-- Begin --

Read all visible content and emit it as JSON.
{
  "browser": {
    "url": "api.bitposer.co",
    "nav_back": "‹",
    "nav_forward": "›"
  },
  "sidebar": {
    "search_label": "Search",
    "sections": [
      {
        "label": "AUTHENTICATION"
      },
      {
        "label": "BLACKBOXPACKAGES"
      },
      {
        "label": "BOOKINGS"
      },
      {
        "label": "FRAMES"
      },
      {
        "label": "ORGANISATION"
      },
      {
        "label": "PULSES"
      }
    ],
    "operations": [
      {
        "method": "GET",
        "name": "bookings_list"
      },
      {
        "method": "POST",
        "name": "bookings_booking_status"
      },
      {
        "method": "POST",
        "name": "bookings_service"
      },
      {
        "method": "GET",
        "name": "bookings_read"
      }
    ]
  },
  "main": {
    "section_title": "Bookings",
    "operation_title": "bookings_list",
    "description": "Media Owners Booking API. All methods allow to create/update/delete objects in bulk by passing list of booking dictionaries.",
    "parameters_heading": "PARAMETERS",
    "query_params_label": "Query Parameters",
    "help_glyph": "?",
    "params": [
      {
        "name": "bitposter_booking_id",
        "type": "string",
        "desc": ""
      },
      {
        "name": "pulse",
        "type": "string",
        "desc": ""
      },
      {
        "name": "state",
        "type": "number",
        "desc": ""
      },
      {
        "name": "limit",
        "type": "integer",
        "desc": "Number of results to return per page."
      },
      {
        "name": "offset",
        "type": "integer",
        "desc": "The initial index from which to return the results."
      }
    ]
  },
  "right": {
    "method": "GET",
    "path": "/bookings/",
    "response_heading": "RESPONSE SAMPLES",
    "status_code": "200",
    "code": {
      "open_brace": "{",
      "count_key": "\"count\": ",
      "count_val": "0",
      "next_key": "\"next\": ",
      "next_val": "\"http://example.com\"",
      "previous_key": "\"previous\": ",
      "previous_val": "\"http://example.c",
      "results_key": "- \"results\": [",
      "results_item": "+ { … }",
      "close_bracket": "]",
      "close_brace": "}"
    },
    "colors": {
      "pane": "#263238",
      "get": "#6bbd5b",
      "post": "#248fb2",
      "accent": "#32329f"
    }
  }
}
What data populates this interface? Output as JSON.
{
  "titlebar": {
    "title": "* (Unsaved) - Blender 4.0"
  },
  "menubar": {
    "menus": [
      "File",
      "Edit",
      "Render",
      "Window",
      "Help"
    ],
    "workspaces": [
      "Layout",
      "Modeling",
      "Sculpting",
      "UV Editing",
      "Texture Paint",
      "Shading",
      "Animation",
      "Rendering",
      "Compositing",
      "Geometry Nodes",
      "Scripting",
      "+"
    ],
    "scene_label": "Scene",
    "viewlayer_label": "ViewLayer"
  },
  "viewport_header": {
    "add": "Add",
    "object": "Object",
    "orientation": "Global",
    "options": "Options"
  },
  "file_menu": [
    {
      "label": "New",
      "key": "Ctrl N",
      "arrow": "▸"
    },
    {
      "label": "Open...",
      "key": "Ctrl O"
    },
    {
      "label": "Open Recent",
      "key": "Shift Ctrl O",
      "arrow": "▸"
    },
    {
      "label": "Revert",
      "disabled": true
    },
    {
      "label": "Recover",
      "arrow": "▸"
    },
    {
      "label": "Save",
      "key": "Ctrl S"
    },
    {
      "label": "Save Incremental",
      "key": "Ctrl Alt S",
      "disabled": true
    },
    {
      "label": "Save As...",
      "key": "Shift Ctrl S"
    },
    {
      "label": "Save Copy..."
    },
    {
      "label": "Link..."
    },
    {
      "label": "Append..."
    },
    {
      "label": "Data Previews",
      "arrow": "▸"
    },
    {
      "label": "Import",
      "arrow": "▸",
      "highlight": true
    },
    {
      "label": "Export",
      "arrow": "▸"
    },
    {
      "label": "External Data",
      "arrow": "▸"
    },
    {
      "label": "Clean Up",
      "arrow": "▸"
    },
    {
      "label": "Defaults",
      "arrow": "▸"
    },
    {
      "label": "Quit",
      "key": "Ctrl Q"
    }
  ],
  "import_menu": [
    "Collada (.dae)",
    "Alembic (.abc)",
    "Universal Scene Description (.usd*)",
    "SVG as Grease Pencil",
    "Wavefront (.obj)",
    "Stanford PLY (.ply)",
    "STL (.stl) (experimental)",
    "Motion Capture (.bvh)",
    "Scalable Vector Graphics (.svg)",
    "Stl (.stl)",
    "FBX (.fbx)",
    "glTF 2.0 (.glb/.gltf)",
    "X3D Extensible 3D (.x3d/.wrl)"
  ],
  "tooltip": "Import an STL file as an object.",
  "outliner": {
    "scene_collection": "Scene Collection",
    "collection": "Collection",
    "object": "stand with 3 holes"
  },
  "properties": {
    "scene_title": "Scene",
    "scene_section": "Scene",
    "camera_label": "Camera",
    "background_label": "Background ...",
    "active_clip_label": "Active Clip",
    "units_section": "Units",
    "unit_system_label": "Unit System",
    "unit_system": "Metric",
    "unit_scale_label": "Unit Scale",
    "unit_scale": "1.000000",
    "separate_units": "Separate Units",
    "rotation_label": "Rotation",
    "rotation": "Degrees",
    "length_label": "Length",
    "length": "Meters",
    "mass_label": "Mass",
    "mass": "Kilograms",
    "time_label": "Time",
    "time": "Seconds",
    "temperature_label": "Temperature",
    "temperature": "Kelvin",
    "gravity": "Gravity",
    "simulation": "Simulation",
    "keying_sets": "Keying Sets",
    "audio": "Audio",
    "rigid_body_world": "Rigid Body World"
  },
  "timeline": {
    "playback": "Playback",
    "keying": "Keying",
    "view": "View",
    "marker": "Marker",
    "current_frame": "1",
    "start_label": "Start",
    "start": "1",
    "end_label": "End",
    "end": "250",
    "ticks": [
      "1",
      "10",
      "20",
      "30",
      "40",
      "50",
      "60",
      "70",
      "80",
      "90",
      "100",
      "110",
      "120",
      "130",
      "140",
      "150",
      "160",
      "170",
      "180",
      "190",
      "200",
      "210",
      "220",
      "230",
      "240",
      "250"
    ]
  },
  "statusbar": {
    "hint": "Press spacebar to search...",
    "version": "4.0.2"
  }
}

-- End --

Copy the records above exactly.

Reply:
Read all visible content and emit it as JSON.
{
  "browser": {
    "url": "api.bitposer.co",
    "nav_back": "‹",
    "nav_forward": "›"
  },
  "sidebar": {
    "search_label": "Search",
    "sections": [
      {
        "label": "AUTHENTICATION"
      },
      {
        "label": "BLACKBOXPACKAGES"
      },
      {
        "label": "BOOKINGS"
      },
      {
        "label": "FRAMES"
      },
      {
        "label": "ORGANISATION"
      },
      {
        "label": "PULSES"
      }
    ],
    "operations": [
      {
        "method": "GET",
        "name": "bookings_list"
      },
      {
        "method": "POST",
        "name": "bookings_booking_status"
      },
      {
        "method": "POST",
        "name": "bookings_service"
      },
      {
        "method": "GET",
        "name": "bookings_read"
      }
    ]
  },
  "main": {
    "section_title": "Bookings",
    "operation_title": "bookings_list",
    "description": "Media Owners Booking API. All methods allow to create/update/delete objects in bulk by passing list of booking dictionaries.",
    "parameters_heading": "PARAMETERS",
    "query_params_label": "Query Parameters",
    "help_glyph": "?",
    "params": [
      {
        "name": "bitposter_booking_id",
        "type": "string",
        "desc": ""
      },
      {
        "name": "pulse",
        "type": "string",
        "desc": ""
      },
      {
        "name": "state",
        "type": "number",
        "desc": ""
      },
      {
        "name": "limit",
        "type": "integer",
        "desc": "Number of results to return per page."
      },
      {
        "name": "offset",
        "type": "integer",
        "desc": "The initial index from which to return the results."
      }
    ]
  },
  "right": {
    "method": "GET",
    "path": "/bookings/",
    "response_heading": "RESPONSE SAMPLES",
    "status_code": "200",
    "code": {
      "open_brace": "{",
      "count_key": "\"count\": ",
      "count_val": "0",
      "next_key": "\"next\": ",
      "next_val": "\"http://example.com\"",
      "previous_key": "\"previous\": ",
      "previous_val": "\"http://example.c",
      "results_key": "- \"results\": [",
      "results_item": "+ { … }",
      "close_bracket": "]",
      "close_brace": "}"
    },
    "colors": {
      "pane": "#263238",
      "get": "#6bbd5b",
      "post": "#248fb2",
      "accent": "#32329f"
    }
  }
}
What data populates this interface? Output as JSON.
{
  "titlebar": {
    "title": "* (Unsaved) - Blender 4.0"
  },
  "menubar": {
    "menus": [
      "File",
      "Edit",
      "Render",
      "Window",
      "Help"
    ],
    "workspaces": [
      "Layout",
      "Modeling",
      "Sculpting",
      "UV Editing",
      "Texture Paint",
      "Shading",
      "Animation",
      "Rendering",
      "Compositing",
      "Geometry Nodes",
      "Scripting",
      "+"
    ],
    "scene_label": "Scene",
    "viewlayer_label": "ViewLayer"
  },
  "viewport_header": {
    "add": "Add",
    "object": "Object",
    "orientation": "Global",
    "options": "Options"
  },
  "file_menu": [
    {
      "label": "New",
      "key": "Ctrl N",
      "arrow": "▸"
    },
    {
      "label": "Open...",
      "key": "Ctrl O"
    },
    {
      "label": "Open Recent",
      "key": "Shift Ctrl O",
      "arrow": "▸"
    },
    {
      "label": "Revert",
      "disabled": true
    },
    {
      "label": "Recover",
      "arrow": "▸"
    },
    {
      "label": "Save",
      "key": "Ctrl S"
    },
    {
      "label": "Save Incremental",
      "key": "Ctrl Alt S",
      "disabled": true
    },
    {
      "label": "Save As...",
      "key": "Shift Ctrl S"
    },
    {
      "label": "Save Copy..."
    },
    {
      "label": "Link..."
    },
    {
      "label": "Append..."
    },
    {
      "label": "Data Previews",
      "arrow": "▸"
    },
    {
      "label": "Import",
      "arrow": "▸",
      "highlight": true
    },
    {
      "label": "Export",
      "arrow": "▸"
    },
    {
      "label": "External Data",
      "arrow": "▸"
    },
    {
      "label": "Clean Up",
      "arrow": "▸"
    },
    {
      "label": "Defaults",
      "arrow": "▸"
    },
    {
      "label": "Quit",
      "key": "Ctrl Q"
    }
  ],
  "import_menu": [
    "Collada (.dae)",
    "Alembic (.abc)",
    "Universal Scene Description (.usd*)",
    "SVG as Grease Pencil",
    "Wavefront (.obj)",
    "Stanford PLY (.ply)",
    "STL (.stl) (experimental)",
    "Motion Capture (.bvh)",
    "Scalable Vector Graphics (.svg)",
    "Stl (.stl)",
    "FBX (.fbx)",
    "glTF 2.0 (.glb/.gltf)",
    "X3D Extensible 3D (.x3d/.wrl)"
  ],
  "tooltip": "Import an STL file as an object.",
  "outliner": {
    "scene_collection": "Scene Collection",
    "collection": "Collection",
    "object": "stand with 3 holes"
  },
  "properties": {
    "scene_title": "Scene",
    "scene_section": "Scene",
    "camera_label": "Camera",
    "background_label": "Background ...",
    "active_clip_label": "Active Clip",
    "units_section": "Units",
    "unit_system_label": "Unit System",
    "unit_system": "Metric",
    "unit_scale_label": "Unit Scale",
    "unit_scale": "1.000000",
    "separate_units": "Separate Units",
    "rotation_label": "Rotation",
    "rotation": "Degrees",
    "length_label": "Length",
    "length": "Meters",
    "mass_label": "Mass",
    "mass": "Kilograms",
    "time_label": "Time",
    "time": "Seconds",
    "temperature_label": "Temperature",
    "temperature": "Kelvin",
    "gravity": "Gravity",
    "simulation": "Simulation",
    "keying_sets": "Keying Sets",
    "audio": "Audio",
    "rigid_body_world": "Rigid Body World"
  },
  "timeline": {
    "playback": "Playback",
    "keying": "Keying",
    "view": "View",
    "marker": "Marker",
    "current_frame": "1",
    "start_label": "Start",
    "start": "1",
    "end_label": "End",
    "end": "250",
    "ticks": [
      "1",
      "10",
      "20",
      "30",
      "40",
      "50",
      "60",
      "70",
      "80",
      "90",
      "100",
      "110",
      "120",
      "130",
      "140",
      "150",
      "160",
      "170",
      "180",
      "190",
      "200",
      "210",
      "220",
      "230",
      "240",
      "250"
    ]
  },
  "statusbar": {
    "hint": "Press spacebar to search...",
    "version": "4.0.2"
  }
}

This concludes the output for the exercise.